Assignment ->
Each line below that contains "depolymerization" should be counted; give the total alone.

-*-*-

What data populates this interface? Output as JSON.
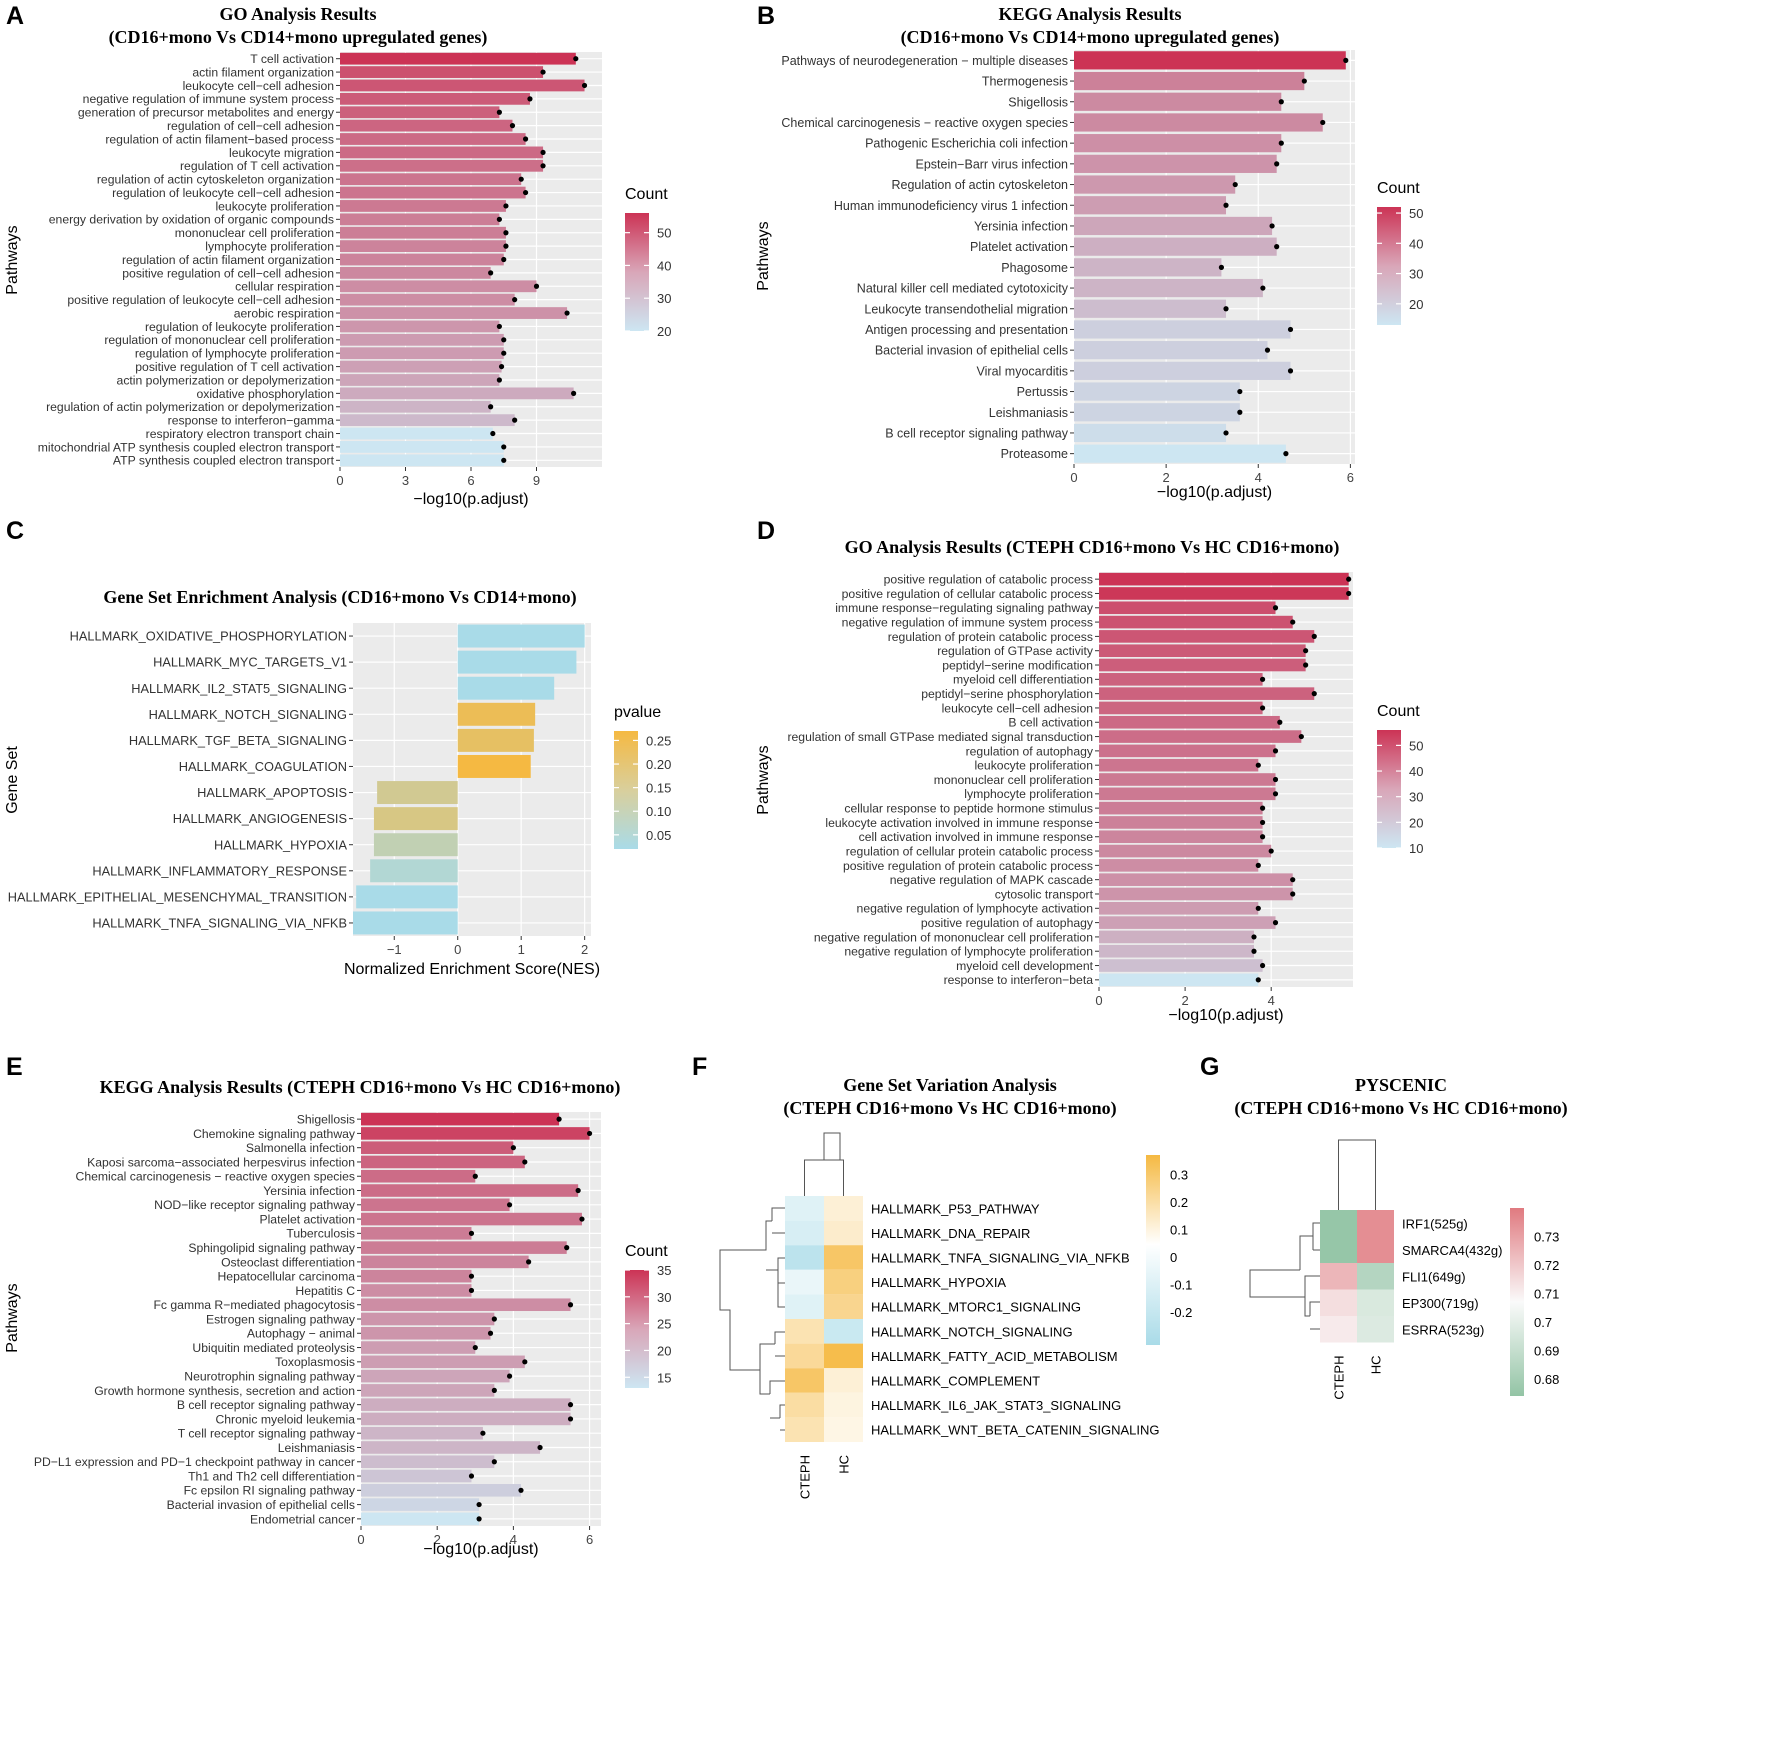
{
  "figure": {
    "colors": {
      "high": "#cc3355",
      "low": "#cde6f2",
      "panel_bg": "#ebebeb",
      "grid": "#ffffff",
      "gsea_high": "#f5b942",
      "gsea_low": "#a9dbe8",
      "heat_neg": "#a9dbe8",
      "heat_pos": "#f5b942",
      "pys_high": "#e07a80",
      "pys_low": "#93c4a5"
    }
  },
  "chart_data": [
    {
      "id": "A",
      "letter": "A",
      "type": "bar",
      "title": "GO Analysis Results",
      "subtitle": "(CD16+mono Vs CD14+mono upregulated genes)",
      "xlabel": "−log10(p.adjust)",
      "ylabel": "Pathways",
      "xlim": [
        0,
        12
      ],
      "xticks": [
        0,
        3,
        6,
        9
      ],
      "xtick_labels": [
        "0",
        "3",
        "6",
        "9"
      ],
      "count_range": [
        20,
        56
      ],
      "legend_title": "Count",
      "legend_ticks": [
        50,
        40,
        30,
        20
      ],
      "categories": [
        "T cell activation",
        "actin filament organization",
        "leukocyte cell−cell adhesion",
        "negative regulation of immune system process",
        "generation of precursor metabolites and energy",
        "regulation of cell−cell adhesion",
        "regulation of actin filament−based process",
        "leukocyte migration",
        "regulation of T cell activation",
        "regulation of actin cytoskeleton organization",
        "regulation of leukocyte cell−cell adhesion",
        "leukocyte proliferation",
        "energy derivation by oxidation of organic compounds",
        "mononuclear cell proliferation",
        "lymphocyte proliferation",
        "regulation of actin filament organization",
        "positive regulation of cell−cell adhesion",
        "cellular respiration",
        "positive regulation of leukocyte cell−cell adhesion",
        "aerobic respiration",
        "regulation of leukocyte proliferation",
        "regulation of mononuclear cell proliferation",
        "regulation of lymphocyte proliferation",
        "positive regulation of T cell activation",
        "actin polymerization or depolymerization",
        "oxidative phosphorylation",
        "regulation of actin polymerization or depolymerization",
        "response to interferon−gamma",
        "respiratory electron transport chain",
        "mitochondrial ATP synthesis coupled electron transport",
        "ATP synthesis coupled electron transport"
      ],
      "values": [
        10.8,
        9.3,
        11.2,
        8.7,
        7.3,
        7.9,
        8.5,
        9.3,
        9.3,
        8.3,
        8.5,
        7.6,
        7.3,
        7.6,
        7.6,
        7.5,
        6.9,
        9.0,
        8.0,
        10.4,
        7.3,
        7.5,
        7.5,
        7.4,
        7.3,
        10.7,
        6.9,
        8.0,
        7.0,
        7.5,
        7.5
      ],
      "counts": [
        56,
        50,
        49,
        48,
        47,
        46,
        45,
        45,
        44,
        43,
        43,
        42,
        41,
        41,
        40,
        40,
        39,
        38,
        38,
        37,
        36,
        35,
        35,
        34,
        33,
        32,
        30,
        29,
        20,
        20,
        20
      ]
    },
    {
      "id": "B",
      "letter": "B",
      "type": "bar",
      "title": "KEGG Analysis Results",
      "subtitle": "(CD16+mono Vs CD14+mono upregulated genes)",
      "xlabel": "−log10(p.adjust)",
      "ylabel": "Pathways",
      "xlim": [
        0,
        6.1
      ],
      "xticks": [
        0,
        2,
        4,
        6
      ],
      "xtick_labels": [
        "0",
        "2",
        "4",
        "6"
      ],
      "count_range": [
        13,
        52
      ],
      "legend_title": "Count",
      "legend_ticks": [
        50,
        40,
        30,
        20
      ],
      "categories": [
        "Pathways of neurodegeneration − multiple diseases",
        "Thermogenesis",
        "Shigellosis",
        "Chemical carcinogenesis − reactive oxygen species",
        "Pathogenic Escherichia coli infection",
        "Epstein−Barr virus infection",
        "Regulation of actin cytoskeleton",
        "Human immunodeficiency virus 1 infection",
        "Yersinia infection",
        "Platelet activation",
        "Phagosome",
        "Natural killer cell mediated cytotoxicity",
        "Leukocyte transendothelial migration",
        "Antigen processing and presentation",
        "Bacterial invasion of epithelial cells",
        "Viral myocarditis",
        "Pertussis",
        "Leishmaniasis",
        "B cell receptor signaling pathway",
        "Proteasome"
      ],
      "values": [
        5.9,
        5.0,
        4.5,
        5.4,
        4.5,
        4.4,
        3.5,
        3.3,
        4.3,
        4.4,
        3.2,
        4.1,
        3.3,
        4.7,
        4.2,
        4.7,
        3.6,
        3.6,
        3.3,
        4.6
      ],
      "counts": [
        52,
        35,
        33,
        33,
        32,
        31,
        30,
        29,
        27,
        25,
        24,
        24,
        22,
        18,
        18,
        18,
        17,
        17,
        15,
        13
      ]
    },
    {
      "id": "C",
      "letter": "C",
      "type": "bar",
      "title": "Gene Set Enrichment Analysis (CD16+mono Vs CD14+mono)",
      "xlabel": "Normalized Enrichment Score(NES)",
      "ylabel": "Gene Set",
      "xlim": [
        -1.65,
        2.1
      ],
      "xticks": [
        -1,
        0,
        1,
        2
      ],
      "xtick_labels": [
        "−1",
        "0",
        "1",
        "2"
      ],
      "legend_title": "pvalue",
      "pvalue_range": [
        0.02,
        0.27
      ],
      "legend_ticks": [
        0.25,
        0.2,
        0.15,
        0.1,
        0.05
      ],
      "legend_tick_labels": [
        "0.25",
        "0.20",
        "0.15",
        "0.10",
        "0.05"
      ],
      "categories": [
        "HALLMARK_OXIDATIVE_PHOSPHORYLATION",
        "HALLMARK_MYC_TARGETS_V1",
        "HALLMARK_IL2_STAT5_SIGNALING",
        "HALLMARK_NOTCH_SIGNALING",
        "HALLMARK_TGF_BETA_SIGNALING",
        "HALLMARK_COAGULATION",
        "HALLMARK_APOPTOSIS",
        "HALLMARK_ANGIOGENESIS",
        "HALLMARK_HYPOXIA",
        "HALLMARK_INFLAMMATORY_RESPONSE",
        "HALLMARK_EPITHELIAL_MESENCHYMAL_TRANSITION",
        "HALLMARK_TNFA_SIGNALING_VIA_NFKB"
      ],
      "values": [
        2.0,
        1.87,
        1.52,
        1.22,
        1.2,
        1.15,
        -1.27,
        -1.32,
        -1.32,
        -1.38,
        -1.6,
        -1.65
      ],
      "pvalues": [
        0.02,
        0.02,
        0.02,
        0.24,
        0.22,
        0.27,
        0.15,
        0.17,
        0.1,
        0.05,
        0.02,
        0.02
      ]
    },
    {
      "id": "D",
      "letter": "D",
      "type": "bar",
      "title": "GO Analysis Results (CTEPH CD16+mono Vs HC CD16+mono)",
      "xlabel": "−log10(p.adjust)",
      "ylabel": "Pathways",
      "xlim": [
        0,
        5.9
      ],
      "xticks": [
        0,
        2,
        4
      ],
      "xtick_labels": [
        "0",
        "2",
        "4"
      ],
      "count_range": [
        10,
        56
      ],
      "legend_title": "Count",
      "legend_ticks": [
        50,
        40,
        30,
        20,
        10
      ],
      "categories": [
        "positive regulation of catabolic process",
        "positive regulation of cellular catabolic process",
        "immune response−regulating signaling pathway",
        "negative regulation of immune system process",
        "regulation of protein catabolic process",
        "regulation of GTPase activity",
        "peptidyl−serine modification",
        "myeloid cell differentiation",
        "peptidyl−serine phosphorylation",
        "leukocyte cell−cell adhesion",
        "B cell activation",
        "regulation of small GTPase mediated signal transduction",
        "regulation of autophagy",
        "leukocyte proliferation",
        "mononuclear cell proliferation",
        "lymphocyte proliferation",
        "cellular response to peptide hormone stimulus",
        "leukocyte activation involved in immune response",
        "cell activation involved in immune response",
        "regulation of cellular protein catabolic process",
        "positive regulation of protein catabolic process",
        "negative regulation of MAPK cascade",
        "cytosolic transport",
        "negative regulation of lymphocyte activation",
        "positive regulation of autophagy",
        "negative regulation of mononuclear cell proliferation",
        "negative regulation of lymphocyte proliferation",
        "myeloid cell development",
        "response to interferon−beta"
      ],
      "values": [
        5.8,
        5.8,
        4.1,
        4.5,
        5.0,
        4.8,
        4.8,
        3.8,
        5.0,
        3.8,
        4.2,
        4.7,
        4.1,
        3.7,
        4.1,
        4.1,
        3.8,
        3.8,
        3.8,
        4.0,
        3.7,
        4.5,
        4.5,
        3.7,
        4.1,
        3.6,
        3.6,
        3.8,
        3.7
      ],
      "counts": [
        56,
        55,
        49,
        48,
        47,
        46,
        45,
        44,
        44,
        43,
        42,
        41,
        40,
        39,
        38,
        38,
        37,
        36,
        35,
        34,
        33,
        32,
        31,
        29,
        28,
        24,
        22,
        20,
        10
      ]
    },
    {
      "id": "E",
      "letter": "E",
      "type": "bar",
      "title": "KEGG Analysis Results (CTEPH CD16+mono Vs HC CD16+mono)",
      "xlabel": "−log10(p.adjust)",
      "ylabel": "Pathways",
      "xlim": [
        0,
        6.3
      ],
      "xticks": [
        0,
        2,
        4,
        6
      ],
      "xtick_labels": [
        "0",
        "2",
        "4",
        "6"
      ],
      "count_range": [
        13,
        35
      ],
      "legend_title": "Count",
      "legend_ticks": [
        35,
        30,
        25,
        20,
        15
      ],
      "categories": [
        "Shigellosis",
        "Chemokine signaling pathway",
        "Salmonella infection",
        "Kaposi sarcoma−associated herpesvirus infection",
        "Chemical carcinogenesis − reactive oxygen species",
        "Yersinia infection",
        "NOD−like receptor signaling pathway",
        "Platelet activation",
        "Tuberculosis",
        "Sphingolipid signaling pathway",
        "Osteoclast differentiation",
        "Hepatocellular carcinoma",
        "Hepatitis C",
        "Fc gamma R−mediated phagocytosis",
        "Estrogen signaling pathway",
        "Autophagy − animal",
        "Ubiquitin mediated proteolysis",
        "Toxoplasmosis",
        "Neurotrophin signaling pathway",
        "Growth hormone synthesis, secretion and action",
        "B cell receptor signaling pathway",
        "Chronic myeloid leukemia",
        "T cell receptor signaling pathway",
        "Leishmaniasis",
        "PD−L1 expression and PD−1 checkpoint pathway in cancer",
        "Th1 and Th2 cell differentiation",
        "Fc epsilon RI signaling pathway",
        "Bacterial invasion of epithelial cells",
        "Endometrial cancer"
      ],
      "values": [
        5.2,
        6.0,
        4.0,
        4.3,
        3.0,
        5.7,
        3.9,
        5.8,
        2.9,
        5.4,
        4.4,
        2.9,
        2.9,
        5.5,
        3.5,
        3.4,
        3.0,
        4.3,
        3.9,
        3.5,
        5.5,
        5.5,
        3.2,
        4.7,
        3.5,
        2.9,
        4.2,
        3.1,
        3.1
      ],
      "counts": [
        35,
        33,
        30,
        29,
        28,
        28,
        27,
        27,
        26,
        26,
        25,
        25,
        24,
        24,
        23,
        23,
        22,
        22,
        21,
        21,
        20,
        20,
        19,
        19,
        18,
        17,
        16,
        15,
        13
      ]
    },
    {
      "id": "F",
      "letter": "F",
      "type": "heatmap",
      "title": "Gene Set Variation Analysis",
      "subtitle": "(CTEPH CD16+mono Vs HC CD16+mono)",
      "columns": [
        "CTEPH",
        "HC"
      ],
      "rows": [
        "HALLMARK_P53_PATHWAY",
        "HALLMARK_DNA_REPAIR",
        "HALLMARK_TNFA_SIGNALING_VIA_NFKB",
        "HALLMARK_HYPOXIA",
        "HALLMARK_MTORC1_SIGNALING",
        "HALLMARK_NOTCH_SIGNALING",
        "HALLMARK_FATTY_ACID_METABOLISM",
        "HALLMARK_COMPLEMENT",
        "HALLMARK_IL6_JAK_STAT3_SIGNALING",
        "HALLMARK_WNT_BETA_CATENIN_SIGNALING"
      ],
      "values": [
        [
          -0.12,
          0.08
        ],
        [
          -0.15,
          0.1
        ],
        [
          -0.25,
          0.3
        ],
        [
          -0.08,
          0.25
        ],
        [
          -0.12,
          0.22
        ],
        [
          0.15,
          -0.2
        ],
        [
          0.2,
          0.35
        ],
        [
          0.3,
          0.08
        ],
        [
          0.18,
          0.06
        ],
        [
          0.15,
          0.05
        ]
      ],
      "legend_ticks": [
        0.3,
        0.2,
        0.1,
        0,
        -0.1,
        -0.2
      ],
      "legend_tick_labels": [
        "0.3",
        "0.2",
        "0.1",
        "0",
        "-0.1",
        "-0.2"
      ],
      "value_range": [
        -0.32,
        0.37
      ]
    },
    {
      "id": "G",
      "letter": "G",
      "type": "heatmap",
      "title": "PYSCENIC",
      "subtitle": "(CTEPH CD16+mono Vs HC CD16+mono)",
      "columns": [
        "CTEPH",
        "HC"
      ],
      "rows": [
        "IRF1(525g)",
        "SMARCA4(432g)",
        "FLI1(649g)",
        "EP300(719g)",
        "ESRRA(523g)"
      ],
      "values": [
        [
          0.675,
          0.735
        ],
        [
          0.675,
          0.735
        ],
        [
          0.725,
          0.685
        ],
        [
          0.715,
          0.697
        ],
        [
          0.712,
          0.698
        ]
      ],
      "legend_ticks": [
        0.73,
        0.72,
        0.71,
        0.7,
        0.69,
        0.68
      ],
      "legend_tick_labels": [
        "0.73",
        "0.72",
        "0.71",
        "0.7",
        "0.69",
        "0.68"
      ],
      "value_range": [
        0.674,
        0.74
      ]
    }
  ]
}
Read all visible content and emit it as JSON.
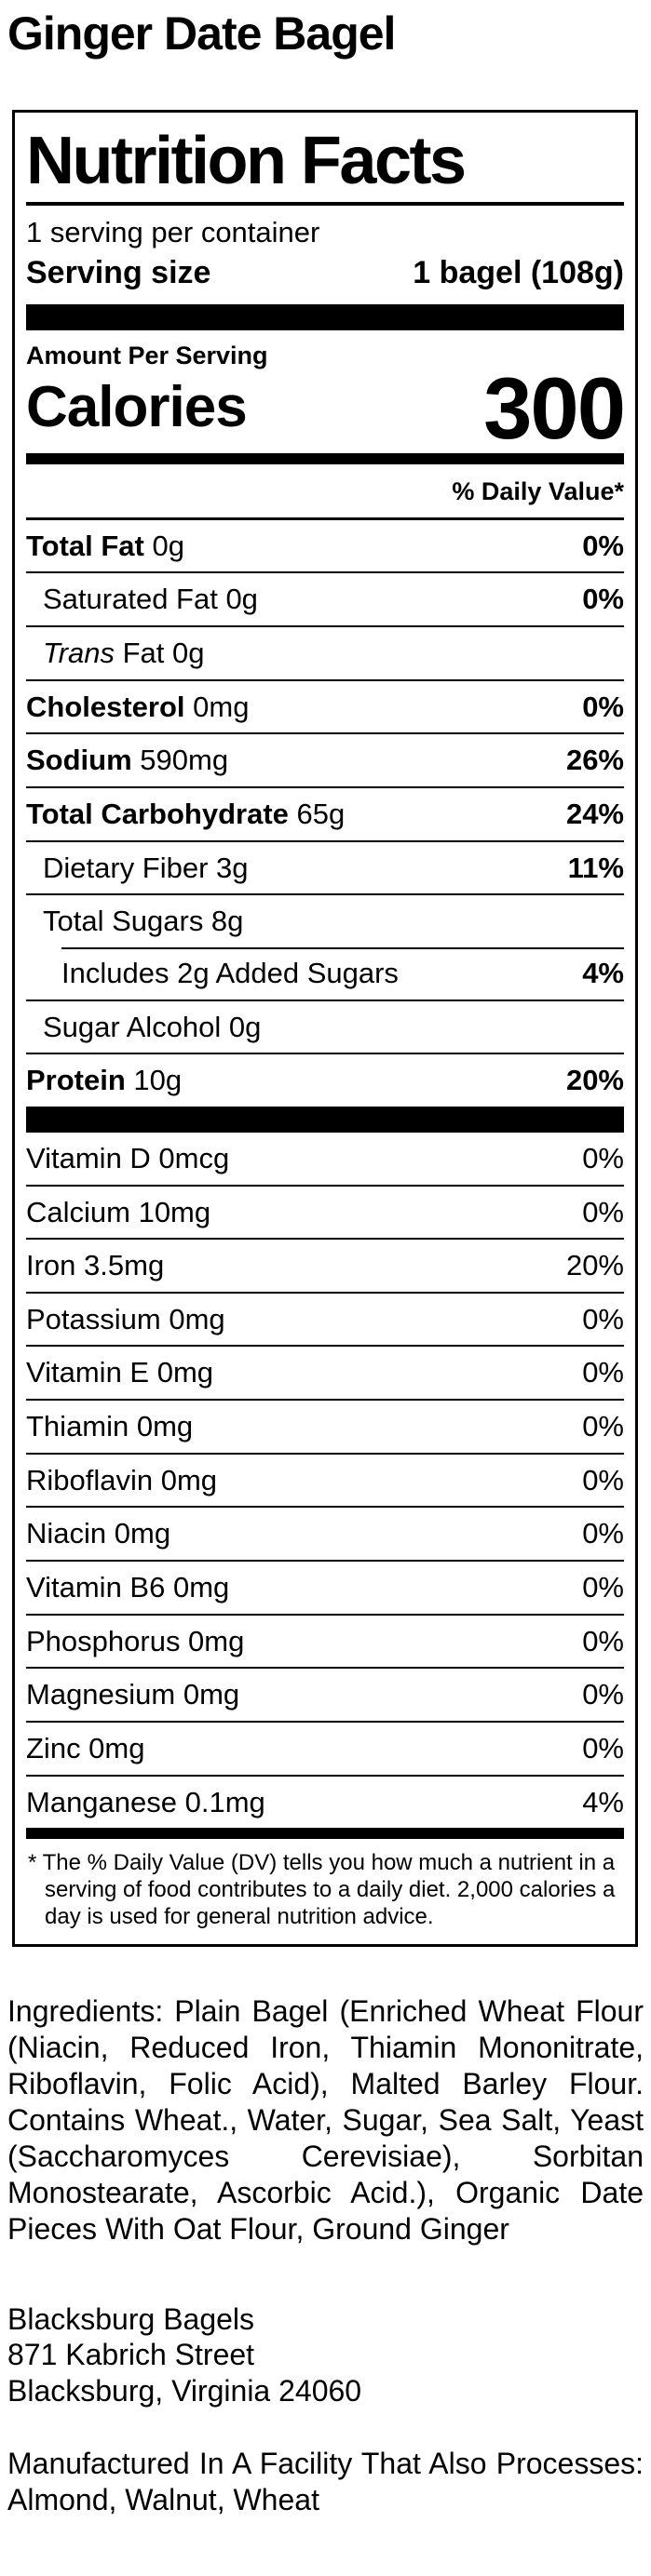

-*-*-

Response to the exercise ->
2